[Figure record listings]
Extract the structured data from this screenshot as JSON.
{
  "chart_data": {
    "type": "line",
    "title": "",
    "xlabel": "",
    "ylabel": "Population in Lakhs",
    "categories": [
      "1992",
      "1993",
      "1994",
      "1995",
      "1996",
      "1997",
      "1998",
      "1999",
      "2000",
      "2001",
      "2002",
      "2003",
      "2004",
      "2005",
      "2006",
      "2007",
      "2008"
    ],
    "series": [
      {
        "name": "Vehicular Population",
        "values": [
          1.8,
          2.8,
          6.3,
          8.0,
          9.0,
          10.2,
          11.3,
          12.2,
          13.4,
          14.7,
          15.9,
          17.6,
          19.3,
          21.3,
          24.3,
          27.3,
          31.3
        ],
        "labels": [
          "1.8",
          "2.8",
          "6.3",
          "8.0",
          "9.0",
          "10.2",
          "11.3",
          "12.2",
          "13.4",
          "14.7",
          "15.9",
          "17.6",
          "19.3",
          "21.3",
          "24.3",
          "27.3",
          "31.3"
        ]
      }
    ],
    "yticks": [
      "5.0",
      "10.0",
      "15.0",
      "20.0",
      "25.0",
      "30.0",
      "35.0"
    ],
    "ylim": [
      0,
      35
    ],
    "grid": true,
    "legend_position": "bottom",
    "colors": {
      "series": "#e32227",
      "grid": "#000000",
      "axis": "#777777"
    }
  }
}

**Written exercise:**
From the first line to the last, please quote the material above exactly.

**Solution to the exercise:**
Extract the structured data from this screenshot as JSON.
{
  "chart_data": {
    "type": "line",
    "title": "",
    "xlabel": "",
    "ylabel": "Population in Lakhs",
    "categories": [
      "1992",
      "1993",
      "1994",
      "1995",
      "1996",
      "1997",
      "1998",
      "1999",
      "2000",
      "2001",
      "2002",
      "2003",
      "2004",
      "2005",
      "2006",
      "2007",
      "2008"
    ],
    "series": [
      {
        "name": "Vehicular Population",
        "values": [
          1.8,
          2.8,
          6.3,
          8.0,
          9.0,
          10.2,
          11.3,
          12.2,
          13.4,
          14.7,
          15.9,
          17.6,
          19.3,
          21.3,
          24.3,
          27.3,
          31.3
        ],
        "labels": [
          "1.8",
          "2.8",
          "6.3",
          "8.0",
          "9.0",
          "10.2",
          "11.3",
          "12.2",
          "13.4",
          "14.7",
          "15.9",
          "17.6",
          "19.3",
          "21.3",
          "24.3",
          "27.3",
          "31.3"
        ]
      }
    ],
    "yticks": [
      "5.0",
      "10.0",
      "15.0",
      "20.0",
      "25.0",
      "30.0",
      "35.0"
    ],
    "ylim": [
      0,
      35
    ],
    "grid": true,
    "legend_position": "bottom",
    "colors": {
      "series": "#e32227",
      "grid": "#000000",
      "axis": "#777777"
    }
  }
}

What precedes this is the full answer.